* Selected passage
-----

- NZD/USD is pressured in the open as traders get set for the Fed.
- The Fed is expected to be a hawkish outcome.
NZD/USD is lower by some 0.25% in the open with the price dropping from a high of 0.6411 to print a low of 0.6382 so far. Nevertheless, it has been the best-performing G10 currency month to date.
''NZD seasonality is usually positive in December, but while it has that that and higher interest rates in its corner, there are no guarantees that it will finish this week un-bruised, with several central bank meetings due,'' analysts at ANZ Bank explained.
The Federal Open Market Committee is coming up this week and traders are in anticipation of a hawkish outcome with US producer inflation data for November coming in slightly hotter than expected, bolstering the case for continued interest rate hikes by the Federal Reserve even if at a slower pace.

-----

* Material supplied
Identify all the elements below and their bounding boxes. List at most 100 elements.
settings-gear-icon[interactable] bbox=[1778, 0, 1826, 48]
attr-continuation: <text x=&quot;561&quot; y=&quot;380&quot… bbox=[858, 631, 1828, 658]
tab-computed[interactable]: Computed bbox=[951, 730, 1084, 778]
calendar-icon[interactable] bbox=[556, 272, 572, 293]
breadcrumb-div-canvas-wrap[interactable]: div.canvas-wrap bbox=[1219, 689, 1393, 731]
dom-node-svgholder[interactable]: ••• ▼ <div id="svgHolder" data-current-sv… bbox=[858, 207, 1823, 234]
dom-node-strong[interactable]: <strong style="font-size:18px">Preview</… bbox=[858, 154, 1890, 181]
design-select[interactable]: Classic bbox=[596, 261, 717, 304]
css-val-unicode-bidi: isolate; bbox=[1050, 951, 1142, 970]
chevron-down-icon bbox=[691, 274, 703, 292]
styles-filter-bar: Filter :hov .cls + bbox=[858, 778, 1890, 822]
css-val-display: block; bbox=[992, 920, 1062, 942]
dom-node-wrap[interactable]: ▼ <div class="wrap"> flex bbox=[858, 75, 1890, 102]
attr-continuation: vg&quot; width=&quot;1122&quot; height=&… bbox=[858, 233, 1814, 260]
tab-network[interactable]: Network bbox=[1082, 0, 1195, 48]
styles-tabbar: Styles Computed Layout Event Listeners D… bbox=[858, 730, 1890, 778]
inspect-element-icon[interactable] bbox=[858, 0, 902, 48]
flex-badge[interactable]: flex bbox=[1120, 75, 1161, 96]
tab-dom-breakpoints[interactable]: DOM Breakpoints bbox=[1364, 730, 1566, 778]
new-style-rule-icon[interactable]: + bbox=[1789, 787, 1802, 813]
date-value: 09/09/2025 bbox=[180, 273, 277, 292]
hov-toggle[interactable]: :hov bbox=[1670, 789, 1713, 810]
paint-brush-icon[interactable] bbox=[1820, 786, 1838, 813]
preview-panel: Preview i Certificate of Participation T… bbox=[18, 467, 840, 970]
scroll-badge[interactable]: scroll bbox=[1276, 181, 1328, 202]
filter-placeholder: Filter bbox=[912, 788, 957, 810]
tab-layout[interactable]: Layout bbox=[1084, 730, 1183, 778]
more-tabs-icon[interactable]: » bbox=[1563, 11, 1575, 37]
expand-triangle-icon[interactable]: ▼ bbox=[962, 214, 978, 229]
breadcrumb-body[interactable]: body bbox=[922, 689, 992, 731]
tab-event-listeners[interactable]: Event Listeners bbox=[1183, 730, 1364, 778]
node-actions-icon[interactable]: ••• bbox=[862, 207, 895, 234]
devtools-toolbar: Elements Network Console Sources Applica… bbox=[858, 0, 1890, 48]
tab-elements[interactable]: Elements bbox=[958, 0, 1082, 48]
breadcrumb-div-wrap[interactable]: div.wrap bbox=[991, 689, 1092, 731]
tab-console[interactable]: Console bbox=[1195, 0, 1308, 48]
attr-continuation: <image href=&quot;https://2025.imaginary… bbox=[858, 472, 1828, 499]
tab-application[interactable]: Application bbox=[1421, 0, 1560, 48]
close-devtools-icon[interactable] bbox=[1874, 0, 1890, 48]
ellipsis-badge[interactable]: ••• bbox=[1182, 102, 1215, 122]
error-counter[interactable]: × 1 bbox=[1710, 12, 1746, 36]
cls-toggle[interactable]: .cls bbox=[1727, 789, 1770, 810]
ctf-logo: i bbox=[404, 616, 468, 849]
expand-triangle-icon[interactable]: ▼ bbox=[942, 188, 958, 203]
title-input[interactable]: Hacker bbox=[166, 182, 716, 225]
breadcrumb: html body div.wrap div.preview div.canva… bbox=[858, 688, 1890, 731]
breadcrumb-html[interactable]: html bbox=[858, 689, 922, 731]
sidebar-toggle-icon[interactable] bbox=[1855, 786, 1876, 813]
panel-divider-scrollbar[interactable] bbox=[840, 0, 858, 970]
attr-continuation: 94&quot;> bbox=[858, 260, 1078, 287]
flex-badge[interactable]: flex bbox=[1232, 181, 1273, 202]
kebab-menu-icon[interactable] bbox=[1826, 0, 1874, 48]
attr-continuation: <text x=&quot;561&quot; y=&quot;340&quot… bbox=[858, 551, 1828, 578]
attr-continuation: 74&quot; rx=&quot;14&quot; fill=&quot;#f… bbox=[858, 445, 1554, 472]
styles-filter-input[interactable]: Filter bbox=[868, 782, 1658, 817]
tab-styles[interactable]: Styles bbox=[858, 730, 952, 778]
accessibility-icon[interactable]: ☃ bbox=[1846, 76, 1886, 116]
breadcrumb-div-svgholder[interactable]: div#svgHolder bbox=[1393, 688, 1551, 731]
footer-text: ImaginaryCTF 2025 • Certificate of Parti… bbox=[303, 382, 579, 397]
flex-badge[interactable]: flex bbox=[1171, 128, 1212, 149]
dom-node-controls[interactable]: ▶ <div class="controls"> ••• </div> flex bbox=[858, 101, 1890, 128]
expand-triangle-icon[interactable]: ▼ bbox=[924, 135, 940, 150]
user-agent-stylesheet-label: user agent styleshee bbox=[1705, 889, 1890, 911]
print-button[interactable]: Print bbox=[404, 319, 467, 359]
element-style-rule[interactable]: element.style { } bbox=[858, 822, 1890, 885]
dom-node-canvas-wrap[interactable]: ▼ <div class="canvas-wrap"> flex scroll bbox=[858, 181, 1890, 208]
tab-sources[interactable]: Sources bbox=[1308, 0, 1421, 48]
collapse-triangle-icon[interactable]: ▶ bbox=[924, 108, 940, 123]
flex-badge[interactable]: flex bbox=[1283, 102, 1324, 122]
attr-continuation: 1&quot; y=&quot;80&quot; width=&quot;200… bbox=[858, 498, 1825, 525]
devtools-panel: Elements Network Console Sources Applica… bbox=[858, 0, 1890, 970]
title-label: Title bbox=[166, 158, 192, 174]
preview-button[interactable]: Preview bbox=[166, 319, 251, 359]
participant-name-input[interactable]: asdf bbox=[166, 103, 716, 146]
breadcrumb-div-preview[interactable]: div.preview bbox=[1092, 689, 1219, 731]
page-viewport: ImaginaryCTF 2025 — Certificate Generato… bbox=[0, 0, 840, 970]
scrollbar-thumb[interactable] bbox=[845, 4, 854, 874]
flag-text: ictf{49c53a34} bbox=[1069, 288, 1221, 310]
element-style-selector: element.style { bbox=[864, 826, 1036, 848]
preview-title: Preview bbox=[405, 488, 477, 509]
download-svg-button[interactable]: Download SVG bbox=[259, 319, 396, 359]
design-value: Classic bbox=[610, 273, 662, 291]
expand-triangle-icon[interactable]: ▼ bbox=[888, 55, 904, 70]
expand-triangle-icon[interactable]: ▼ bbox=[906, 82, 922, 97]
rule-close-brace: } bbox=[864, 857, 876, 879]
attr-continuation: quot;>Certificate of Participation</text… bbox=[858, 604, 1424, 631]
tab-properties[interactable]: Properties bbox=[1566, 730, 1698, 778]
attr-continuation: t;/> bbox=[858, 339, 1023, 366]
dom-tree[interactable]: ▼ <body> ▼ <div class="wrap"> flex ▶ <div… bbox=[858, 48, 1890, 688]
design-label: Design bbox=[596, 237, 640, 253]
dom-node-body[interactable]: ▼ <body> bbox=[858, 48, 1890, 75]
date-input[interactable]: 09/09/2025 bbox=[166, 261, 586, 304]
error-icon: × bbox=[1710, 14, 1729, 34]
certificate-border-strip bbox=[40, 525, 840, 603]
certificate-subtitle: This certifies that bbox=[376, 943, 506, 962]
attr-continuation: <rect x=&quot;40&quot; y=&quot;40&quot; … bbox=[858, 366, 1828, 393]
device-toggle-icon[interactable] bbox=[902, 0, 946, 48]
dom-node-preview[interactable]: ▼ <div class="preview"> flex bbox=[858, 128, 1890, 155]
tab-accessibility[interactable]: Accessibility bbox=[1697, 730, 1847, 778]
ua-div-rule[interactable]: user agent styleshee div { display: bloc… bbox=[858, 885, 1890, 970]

-----

* Problems and tasks
1/ From the NZD/USD market report, reproduce everything from "- The Fed is" down to "ANZ Bank explained.".
2/ In the NZD/USD market report, what low has the pair printed so far in the open?
3/ Resume the NZD/USD market report after its final sentence and carry it forward.

* Solved problems
1/
- The Fed is expected to be a hawkish outcome.
NZD/USD is lower by some 0.25% in the open with the price dropping from a high of 0.6411 to print a low of 0.6382 so far. Nevertheless, it has been the best-performing G10 currency month to date.
''NZD seasonality is usually positive in December, but while it has that that and higher interest rates in its corner, there are no guarantees that it will finish this week un-bruised, with several central bank meetings due,'' analysts at ANZ Bank explained.

2/ 0.6382

3/
Analysts at TD Securities expect the FOMC to deliver a 50bp rate increase at its December meeting, lifting the target range for the Fed funds rate to 4.25%-4.50%. ''In doing so, the Committee would finally move the inflation-adjusted policy stance into restrictive territory. We also look for the FOMC to signal that they will have to move to a higher terminal rate than anticipated in September.''
''Our chief concern is what this might do to the USD, which has come under pressure as the trendy “pivot” narrative has taken hold, despite clear signs of sticky US inflation,'' analysts at ANZ Bank said.''NZ factors will also play a role, with the HYEFU and GDP due this week, but they’re likely to play second fiddle to volatility and the global vibe (again!).''
In other events, the US consumer inflation report on Tuesday will set the tone for markets ahead of the Fed. Economists expect core inflation to ease to 6.1% in November from a year ago, compared with a rise of 6.3% the prior month.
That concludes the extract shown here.